STATED PROBLEM: Collect every line in the material below that contains the string "drag".
════════
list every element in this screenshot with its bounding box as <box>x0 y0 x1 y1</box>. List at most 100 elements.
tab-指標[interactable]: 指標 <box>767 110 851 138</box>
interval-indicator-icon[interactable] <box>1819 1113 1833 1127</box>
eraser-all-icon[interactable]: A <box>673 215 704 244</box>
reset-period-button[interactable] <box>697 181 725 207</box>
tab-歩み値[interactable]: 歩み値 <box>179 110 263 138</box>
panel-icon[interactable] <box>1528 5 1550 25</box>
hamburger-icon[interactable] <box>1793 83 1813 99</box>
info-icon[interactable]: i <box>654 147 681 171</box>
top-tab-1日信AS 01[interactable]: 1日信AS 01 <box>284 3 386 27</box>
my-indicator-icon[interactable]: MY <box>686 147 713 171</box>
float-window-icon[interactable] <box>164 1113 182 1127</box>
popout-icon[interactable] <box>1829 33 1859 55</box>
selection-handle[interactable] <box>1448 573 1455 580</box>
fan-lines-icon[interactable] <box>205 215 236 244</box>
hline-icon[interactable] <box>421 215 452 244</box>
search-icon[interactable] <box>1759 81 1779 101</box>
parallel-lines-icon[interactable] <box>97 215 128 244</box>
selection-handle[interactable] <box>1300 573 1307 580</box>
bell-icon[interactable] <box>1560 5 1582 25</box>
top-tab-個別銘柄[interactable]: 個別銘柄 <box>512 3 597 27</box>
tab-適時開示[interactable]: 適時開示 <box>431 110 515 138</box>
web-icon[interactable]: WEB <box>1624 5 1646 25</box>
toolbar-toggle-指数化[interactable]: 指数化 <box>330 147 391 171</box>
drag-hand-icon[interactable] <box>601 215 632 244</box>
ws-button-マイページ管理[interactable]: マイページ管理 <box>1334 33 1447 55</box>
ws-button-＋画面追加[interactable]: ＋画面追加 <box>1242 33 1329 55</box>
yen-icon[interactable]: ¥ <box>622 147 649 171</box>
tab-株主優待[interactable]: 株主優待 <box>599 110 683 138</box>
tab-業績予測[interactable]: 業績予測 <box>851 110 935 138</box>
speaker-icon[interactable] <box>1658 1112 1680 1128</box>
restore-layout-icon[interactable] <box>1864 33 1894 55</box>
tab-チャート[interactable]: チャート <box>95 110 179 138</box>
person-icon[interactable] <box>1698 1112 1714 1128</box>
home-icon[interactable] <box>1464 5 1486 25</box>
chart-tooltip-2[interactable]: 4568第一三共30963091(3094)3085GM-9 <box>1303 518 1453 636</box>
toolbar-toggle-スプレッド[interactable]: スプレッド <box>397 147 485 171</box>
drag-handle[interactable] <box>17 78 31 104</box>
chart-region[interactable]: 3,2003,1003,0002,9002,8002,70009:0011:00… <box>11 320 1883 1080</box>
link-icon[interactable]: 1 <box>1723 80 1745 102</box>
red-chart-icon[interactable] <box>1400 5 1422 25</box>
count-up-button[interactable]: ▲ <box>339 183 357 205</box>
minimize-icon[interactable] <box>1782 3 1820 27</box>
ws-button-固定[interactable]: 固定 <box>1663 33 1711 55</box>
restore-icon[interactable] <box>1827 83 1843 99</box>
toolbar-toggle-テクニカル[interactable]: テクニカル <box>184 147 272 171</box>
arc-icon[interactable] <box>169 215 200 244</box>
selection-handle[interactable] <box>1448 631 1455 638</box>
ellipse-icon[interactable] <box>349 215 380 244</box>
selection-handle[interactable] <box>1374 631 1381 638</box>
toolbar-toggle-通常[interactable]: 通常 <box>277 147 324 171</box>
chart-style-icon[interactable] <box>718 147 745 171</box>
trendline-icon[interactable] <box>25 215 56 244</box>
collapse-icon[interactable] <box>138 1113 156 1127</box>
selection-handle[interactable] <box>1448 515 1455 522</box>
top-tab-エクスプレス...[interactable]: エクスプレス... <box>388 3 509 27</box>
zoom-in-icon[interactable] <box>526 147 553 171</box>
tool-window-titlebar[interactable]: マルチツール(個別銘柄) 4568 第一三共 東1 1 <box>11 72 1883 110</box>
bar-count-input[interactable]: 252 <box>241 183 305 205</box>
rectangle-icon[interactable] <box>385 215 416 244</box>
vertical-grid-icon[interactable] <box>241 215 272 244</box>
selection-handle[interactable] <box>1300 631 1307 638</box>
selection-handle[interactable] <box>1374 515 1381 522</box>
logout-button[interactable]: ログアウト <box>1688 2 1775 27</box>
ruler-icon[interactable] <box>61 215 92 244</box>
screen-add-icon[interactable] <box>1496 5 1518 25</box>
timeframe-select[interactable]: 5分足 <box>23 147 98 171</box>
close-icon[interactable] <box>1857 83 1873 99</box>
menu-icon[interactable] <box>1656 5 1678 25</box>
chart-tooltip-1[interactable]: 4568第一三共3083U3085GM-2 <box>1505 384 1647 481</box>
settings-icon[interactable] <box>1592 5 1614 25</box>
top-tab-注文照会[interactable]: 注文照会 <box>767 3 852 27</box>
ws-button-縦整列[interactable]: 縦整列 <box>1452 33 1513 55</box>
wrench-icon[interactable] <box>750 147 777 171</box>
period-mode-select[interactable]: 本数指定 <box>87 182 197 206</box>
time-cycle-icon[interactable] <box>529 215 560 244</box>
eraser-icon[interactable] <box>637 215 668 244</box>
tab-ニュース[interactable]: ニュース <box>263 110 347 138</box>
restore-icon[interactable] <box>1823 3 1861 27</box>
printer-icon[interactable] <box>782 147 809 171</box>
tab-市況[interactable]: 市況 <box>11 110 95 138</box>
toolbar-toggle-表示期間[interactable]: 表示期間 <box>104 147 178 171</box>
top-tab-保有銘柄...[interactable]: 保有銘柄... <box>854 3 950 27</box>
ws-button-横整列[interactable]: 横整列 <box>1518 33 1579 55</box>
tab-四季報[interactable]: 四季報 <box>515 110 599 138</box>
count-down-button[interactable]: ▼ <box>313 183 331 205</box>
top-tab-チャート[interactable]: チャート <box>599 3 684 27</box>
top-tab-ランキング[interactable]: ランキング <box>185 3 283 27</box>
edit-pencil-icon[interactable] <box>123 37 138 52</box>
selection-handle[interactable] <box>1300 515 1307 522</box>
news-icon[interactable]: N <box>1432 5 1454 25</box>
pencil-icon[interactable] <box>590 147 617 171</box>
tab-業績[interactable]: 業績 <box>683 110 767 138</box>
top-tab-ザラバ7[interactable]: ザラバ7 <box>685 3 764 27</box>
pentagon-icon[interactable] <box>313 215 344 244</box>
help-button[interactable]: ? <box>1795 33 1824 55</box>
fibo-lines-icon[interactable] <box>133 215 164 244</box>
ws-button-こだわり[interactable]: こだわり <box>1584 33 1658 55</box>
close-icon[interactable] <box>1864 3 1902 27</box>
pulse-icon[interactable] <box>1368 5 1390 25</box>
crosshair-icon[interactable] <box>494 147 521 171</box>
════════
EXERCISE RESPONSE:
drag-hand-icon[interactable] <box>601 215 632 244</box>
drag-handle[interactable] <box>17 78 31 104</box>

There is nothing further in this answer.